-- Begin Input for this task --

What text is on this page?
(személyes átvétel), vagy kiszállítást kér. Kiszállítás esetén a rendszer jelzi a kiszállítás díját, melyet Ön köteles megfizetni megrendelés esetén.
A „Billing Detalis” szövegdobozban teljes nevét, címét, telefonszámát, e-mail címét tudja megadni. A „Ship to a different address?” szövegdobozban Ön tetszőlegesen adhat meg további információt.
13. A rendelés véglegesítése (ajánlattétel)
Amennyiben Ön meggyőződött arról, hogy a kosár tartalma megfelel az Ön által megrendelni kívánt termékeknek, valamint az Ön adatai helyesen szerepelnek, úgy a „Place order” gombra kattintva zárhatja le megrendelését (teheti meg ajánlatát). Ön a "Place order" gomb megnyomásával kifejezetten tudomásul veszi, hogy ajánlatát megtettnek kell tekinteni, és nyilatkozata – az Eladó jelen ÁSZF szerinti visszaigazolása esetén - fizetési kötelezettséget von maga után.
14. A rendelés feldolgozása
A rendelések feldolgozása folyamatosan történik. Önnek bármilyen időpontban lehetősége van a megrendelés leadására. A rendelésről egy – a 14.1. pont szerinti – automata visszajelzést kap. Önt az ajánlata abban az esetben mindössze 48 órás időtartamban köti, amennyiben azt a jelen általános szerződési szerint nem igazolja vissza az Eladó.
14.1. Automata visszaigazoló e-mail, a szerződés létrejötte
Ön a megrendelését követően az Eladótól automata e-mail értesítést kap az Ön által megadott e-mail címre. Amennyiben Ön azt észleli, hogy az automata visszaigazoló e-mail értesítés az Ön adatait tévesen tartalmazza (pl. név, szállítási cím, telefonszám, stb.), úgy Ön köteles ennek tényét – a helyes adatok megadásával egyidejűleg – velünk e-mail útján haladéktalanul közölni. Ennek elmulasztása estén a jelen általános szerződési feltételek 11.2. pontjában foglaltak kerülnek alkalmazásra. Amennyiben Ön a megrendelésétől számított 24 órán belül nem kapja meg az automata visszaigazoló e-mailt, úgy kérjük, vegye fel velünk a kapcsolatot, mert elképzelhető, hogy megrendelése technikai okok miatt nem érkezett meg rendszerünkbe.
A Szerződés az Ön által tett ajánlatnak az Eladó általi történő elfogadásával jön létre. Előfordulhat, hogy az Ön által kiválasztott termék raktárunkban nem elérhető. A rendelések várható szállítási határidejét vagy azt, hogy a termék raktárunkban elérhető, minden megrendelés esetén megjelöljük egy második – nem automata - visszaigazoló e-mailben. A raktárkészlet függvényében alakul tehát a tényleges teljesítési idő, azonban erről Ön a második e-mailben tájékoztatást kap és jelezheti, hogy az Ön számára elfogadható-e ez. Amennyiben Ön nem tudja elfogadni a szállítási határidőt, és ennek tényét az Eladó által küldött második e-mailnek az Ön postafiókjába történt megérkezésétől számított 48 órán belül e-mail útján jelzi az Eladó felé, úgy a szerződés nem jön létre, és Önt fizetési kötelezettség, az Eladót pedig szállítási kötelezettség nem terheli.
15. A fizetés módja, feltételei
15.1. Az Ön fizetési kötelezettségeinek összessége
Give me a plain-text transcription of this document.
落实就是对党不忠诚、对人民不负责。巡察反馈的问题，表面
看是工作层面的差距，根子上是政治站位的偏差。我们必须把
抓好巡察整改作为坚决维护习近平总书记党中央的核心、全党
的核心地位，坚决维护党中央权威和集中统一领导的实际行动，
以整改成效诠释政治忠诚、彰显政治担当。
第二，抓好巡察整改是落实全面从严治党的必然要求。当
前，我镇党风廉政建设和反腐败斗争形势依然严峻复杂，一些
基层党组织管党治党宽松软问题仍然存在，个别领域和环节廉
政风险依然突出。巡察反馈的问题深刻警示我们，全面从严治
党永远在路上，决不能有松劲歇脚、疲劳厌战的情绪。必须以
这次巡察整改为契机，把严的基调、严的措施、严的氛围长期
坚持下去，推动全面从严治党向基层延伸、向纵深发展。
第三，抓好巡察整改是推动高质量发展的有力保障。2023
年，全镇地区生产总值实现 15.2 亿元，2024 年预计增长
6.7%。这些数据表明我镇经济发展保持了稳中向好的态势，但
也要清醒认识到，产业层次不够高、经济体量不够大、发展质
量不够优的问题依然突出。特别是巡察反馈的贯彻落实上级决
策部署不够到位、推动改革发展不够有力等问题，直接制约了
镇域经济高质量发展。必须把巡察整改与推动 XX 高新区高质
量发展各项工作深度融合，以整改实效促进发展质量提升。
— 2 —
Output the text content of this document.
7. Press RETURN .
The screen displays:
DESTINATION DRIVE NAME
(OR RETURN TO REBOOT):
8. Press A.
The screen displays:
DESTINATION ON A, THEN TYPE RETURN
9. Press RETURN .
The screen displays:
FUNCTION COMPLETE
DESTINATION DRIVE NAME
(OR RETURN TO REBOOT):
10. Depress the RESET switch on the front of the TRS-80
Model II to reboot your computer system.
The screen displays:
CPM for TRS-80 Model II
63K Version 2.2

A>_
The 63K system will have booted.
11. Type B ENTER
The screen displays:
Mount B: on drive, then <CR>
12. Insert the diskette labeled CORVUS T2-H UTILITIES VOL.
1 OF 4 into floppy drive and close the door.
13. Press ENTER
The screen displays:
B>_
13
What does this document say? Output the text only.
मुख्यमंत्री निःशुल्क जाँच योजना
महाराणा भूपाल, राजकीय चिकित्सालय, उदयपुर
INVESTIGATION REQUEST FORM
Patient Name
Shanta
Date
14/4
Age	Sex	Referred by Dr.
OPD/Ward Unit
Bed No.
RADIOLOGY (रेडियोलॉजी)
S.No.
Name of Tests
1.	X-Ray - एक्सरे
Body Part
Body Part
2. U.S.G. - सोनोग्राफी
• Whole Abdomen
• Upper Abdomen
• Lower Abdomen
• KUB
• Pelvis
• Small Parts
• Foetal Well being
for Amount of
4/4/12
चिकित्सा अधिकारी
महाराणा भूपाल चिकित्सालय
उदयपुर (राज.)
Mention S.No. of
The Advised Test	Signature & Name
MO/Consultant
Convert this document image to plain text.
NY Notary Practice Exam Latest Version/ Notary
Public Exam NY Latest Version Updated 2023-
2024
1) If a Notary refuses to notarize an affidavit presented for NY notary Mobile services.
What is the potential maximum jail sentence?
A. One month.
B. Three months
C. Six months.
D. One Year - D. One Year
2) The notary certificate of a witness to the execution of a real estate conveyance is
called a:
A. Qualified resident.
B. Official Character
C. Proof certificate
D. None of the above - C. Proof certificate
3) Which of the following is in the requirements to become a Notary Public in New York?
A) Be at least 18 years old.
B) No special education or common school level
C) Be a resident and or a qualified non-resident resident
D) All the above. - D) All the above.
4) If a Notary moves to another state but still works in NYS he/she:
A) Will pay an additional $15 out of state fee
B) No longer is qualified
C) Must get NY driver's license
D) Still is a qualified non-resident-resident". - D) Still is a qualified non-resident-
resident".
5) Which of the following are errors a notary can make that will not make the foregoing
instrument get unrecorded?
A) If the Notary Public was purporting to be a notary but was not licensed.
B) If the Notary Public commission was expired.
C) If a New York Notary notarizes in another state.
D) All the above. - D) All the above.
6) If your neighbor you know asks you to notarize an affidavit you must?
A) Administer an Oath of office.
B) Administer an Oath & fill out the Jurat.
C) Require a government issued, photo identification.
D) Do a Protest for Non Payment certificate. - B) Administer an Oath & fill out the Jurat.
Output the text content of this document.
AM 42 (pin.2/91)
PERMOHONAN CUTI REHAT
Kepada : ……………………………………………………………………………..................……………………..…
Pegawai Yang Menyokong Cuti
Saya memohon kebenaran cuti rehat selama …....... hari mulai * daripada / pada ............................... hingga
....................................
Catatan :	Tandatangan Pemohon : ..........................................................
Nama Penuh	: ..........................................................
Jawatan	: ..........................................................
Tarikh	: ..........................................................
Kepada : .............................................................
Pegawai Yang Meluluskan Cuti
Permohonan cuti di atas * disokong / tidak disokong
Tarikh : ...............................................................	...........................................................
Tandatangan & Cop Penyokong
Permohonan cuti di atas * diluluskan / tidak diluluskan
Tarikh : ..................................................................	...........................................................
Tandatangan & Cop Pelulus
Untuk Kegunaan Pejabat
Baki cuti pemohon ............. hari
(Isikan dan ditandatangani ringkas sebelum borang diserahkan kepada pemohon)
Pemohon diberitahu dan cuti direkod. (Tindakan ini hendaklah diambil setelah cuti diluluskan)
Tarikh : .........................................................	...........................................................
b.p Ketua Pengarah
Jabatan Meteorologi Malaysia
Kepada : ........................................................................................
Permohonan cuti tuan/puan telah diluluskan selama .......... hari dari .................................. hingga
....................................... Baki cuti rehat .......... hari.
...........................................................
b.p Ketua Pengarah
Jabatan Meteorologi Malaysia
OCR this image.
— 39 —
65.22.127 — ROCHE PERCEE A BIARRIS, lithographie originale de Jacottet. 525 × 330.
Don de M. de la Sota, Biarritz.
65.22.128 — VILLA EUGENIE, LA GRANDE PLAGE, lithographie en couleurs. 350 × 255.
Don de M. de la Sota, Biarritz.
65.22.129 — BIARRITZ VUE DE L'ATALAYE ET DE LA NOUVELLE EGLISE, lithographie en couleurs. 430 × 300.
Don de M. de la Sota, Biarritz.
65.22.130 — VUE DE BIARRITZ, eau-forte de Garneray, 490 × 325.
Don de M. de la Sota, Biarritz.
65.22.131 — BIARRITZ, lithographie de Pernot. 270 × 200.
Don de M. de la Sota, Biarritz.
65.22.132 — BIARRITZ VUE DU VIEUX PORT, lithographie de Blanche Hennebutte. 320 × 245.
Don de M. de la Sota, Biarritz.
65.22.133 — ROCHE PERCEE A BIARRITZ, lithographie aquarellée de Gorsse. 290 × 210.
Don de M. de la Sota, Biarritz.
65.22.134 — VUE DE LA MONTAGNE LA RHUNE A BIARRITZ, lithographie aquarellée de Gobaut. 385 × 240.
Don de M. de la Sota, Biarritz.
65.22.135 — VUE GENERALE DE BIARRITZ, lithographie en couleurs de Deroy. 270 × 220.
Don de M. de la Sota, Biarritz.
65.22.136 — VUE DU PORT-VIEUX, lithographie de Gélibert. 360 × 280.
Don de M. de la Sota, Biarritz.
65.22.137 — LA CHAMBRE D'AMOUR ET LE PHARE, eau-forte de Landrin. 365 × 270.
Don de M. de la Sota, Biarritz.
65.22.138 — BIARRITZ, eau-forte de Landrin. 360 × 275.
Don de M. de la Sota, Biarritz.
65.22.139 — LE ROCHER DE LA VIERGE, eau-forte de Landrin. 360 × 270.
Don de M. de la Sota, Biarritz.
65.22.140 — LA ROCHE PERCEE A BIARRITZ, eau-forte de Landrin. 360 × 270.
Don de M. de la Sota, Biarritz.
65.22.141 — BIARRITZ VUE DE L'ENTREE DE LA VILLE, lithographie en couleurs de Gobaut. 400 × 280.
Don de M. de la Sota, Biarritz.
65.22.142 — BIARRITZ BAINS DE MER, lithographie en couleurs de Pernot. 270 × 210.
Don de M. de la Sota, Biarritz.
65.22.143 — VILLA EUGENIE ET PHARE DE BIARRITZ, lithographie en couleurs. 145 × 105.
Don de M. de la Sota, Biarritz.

-- End Input for this task --

What you are asked to do → From the material above, gather all lines that include the string "certificate" and copy them.

Answer to the problem →
2) The notary certificate of a witness to the execution of a real estate conveyance is
C. Proof certificate
D. None of the above - C. Proof certificate
D) Do a Protest for Non Payment certificate. - B) Administer an Oath & fill out the Jurat.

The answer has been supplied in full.